> [Exercise aim]: Using the data below, copy every line that contains the word "已知向量".

> [Items]:

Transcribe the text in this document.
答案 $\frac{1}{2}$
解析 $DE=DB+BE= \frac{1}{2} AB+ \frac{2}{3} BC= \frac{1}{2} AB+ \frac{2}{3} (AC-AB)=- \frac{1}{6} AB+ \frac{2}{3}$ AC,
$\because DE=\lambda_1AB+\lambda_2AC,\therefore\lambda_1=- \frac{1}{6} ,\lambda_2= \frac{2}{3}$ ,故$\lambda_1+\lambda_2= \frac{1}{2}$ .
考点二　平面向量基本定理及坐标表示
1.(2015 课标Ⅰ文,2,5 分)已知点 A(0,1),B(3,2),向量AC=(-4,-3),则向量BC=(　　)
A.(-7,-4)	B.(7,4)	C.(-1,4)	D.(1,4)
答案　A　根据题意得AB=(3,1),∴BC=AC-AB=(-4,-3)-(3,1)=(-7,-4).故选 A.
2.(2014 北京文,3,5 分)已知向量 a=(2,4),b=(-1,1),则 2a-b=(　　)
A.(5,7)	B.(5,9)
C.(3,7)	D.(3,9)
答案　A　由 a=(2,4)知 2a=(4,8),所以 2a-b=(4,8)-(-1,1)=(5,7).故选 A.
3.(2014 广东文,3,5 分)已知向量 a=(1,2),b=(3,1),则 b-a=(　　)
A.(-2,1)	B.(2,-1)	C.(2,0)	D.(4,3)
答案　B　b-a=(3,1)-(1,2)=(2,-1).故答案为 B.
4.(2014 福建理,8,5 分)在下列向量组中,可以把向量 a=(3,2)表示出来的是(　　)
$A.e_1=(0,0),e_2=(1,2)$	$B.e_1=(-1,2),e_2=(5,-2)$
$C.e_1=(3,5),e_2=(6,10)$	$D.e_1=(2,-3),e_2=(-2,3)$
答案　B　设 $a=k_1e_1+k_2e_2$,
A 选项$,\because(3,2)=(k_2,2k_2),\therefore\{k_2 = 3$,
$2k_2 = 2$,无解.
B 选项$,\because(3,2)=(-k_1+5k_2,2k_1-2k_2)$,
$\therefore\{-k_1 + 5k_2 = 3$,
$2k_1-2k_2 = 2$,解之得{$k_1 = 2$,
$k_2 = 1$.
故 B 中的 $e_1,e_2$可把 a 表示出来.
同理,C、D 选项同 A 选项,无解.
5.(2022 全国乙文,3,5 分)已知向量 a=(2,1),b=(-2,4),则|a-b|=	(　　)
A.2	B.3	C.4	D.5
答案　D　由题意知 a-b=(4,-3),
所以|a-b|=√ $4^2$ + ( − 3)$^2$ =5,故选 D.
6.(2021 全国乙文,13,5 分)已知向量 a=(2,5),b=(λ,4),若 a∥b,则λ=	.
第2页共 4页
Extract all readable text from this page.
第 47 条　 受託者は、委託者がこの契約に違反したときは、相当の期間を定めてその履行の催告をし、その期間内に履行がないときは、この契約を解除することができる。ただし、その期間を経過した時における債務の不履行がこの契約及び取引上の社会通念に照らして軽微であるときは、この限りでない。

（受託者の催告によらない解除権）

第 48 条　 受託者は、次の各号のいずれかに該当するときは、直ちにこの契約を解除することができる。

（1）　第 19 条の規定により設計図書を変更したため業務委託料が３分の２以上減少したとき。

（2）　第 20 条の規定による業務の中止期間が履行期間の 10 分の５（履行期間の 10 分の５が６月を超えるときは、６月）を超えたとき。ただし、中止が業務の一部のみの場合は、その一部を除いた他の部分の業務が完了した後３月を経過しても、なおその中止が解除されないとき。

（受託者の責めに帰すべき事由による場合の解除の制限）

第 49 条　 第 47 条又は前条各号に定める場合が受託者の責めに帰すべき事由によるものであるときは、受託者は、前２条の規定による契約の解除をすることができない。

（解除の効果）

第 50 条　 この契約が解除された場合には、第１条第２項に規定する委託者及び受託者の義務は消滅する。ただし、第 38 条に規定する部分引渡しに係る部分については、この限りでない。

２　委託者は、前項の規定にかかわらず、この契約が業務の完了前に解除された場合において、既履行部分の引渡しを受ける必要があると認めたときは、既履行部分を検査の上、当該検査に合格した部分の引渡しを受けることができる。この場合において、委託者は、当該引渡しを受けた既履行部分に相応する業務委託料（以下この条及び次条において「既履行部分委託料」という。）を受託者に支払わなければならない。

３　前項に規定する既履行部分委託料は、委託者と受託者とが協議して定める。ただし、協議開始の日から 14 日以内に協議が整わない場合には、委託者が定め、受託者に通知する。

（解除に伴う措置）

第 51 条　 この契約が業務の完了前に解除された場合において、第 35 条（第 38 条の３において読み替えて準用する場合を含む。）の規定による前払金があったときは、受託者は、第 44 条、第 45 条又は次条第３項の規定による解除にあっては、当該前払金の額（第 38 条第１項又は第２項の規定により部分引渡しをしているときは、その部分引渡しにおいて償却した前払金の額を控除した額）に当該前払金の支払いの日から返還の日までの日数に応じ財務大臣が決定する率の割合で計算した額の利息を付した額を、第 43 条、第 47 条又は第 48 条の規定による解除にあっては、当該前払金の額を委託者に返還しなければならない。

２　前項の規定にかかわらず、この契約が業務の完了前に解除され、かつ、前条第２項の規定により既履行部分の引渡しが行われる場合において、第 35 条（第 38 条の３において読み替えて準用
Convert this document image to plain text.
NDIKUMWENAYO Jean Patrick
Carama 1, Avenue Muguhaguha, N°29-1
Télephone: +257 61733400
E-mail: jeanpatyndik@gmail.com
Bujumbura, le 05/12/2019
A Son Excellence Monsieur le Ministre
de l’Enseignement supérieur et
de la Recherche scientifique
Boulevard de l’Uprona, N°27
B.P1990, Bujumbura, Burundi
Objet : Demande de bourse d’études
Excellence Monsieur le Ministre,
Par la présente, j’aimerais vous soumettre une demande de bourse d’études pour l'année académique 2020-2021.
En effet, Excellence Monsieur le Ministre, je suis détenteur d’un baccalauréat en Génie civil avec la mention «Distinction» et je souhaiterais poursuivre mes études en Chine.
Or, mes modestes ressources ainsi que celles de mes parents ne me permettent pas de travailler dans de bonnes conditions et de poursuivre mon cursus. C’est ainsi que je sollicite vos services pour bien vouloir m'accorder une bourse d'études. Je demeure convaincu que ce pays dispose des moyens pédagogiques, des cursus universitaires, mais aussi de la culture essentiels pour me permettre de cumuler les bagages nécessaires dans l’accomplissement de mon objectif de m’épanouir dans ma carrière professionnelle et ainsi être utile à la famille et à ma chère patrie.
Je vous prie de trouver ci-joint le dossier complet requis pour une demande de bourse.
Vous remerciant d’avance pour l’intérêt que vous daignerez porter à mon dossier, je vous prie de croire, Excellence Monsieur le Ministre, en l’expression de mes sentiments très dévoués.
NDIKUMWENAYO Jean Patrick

> [The answer]:
2.(2014 北京文,3,5 分)已知向量 a=(2,4),b=(-1,1),则 2a-b=(　　)
3.(2014 广东文,3,5 分)已知向量 a=(1,2),b=(3,1),则 b-a=(　　)
5.(2022 全国乙文,3,5 分)已知向量 a=(2,1),b=(-2,4),则|a-b|=	(　　)
6.(2021 全国乙文,13,5 分)已知向量 a=(2,5),b=(λ,4),若 a∥b,则λ=	.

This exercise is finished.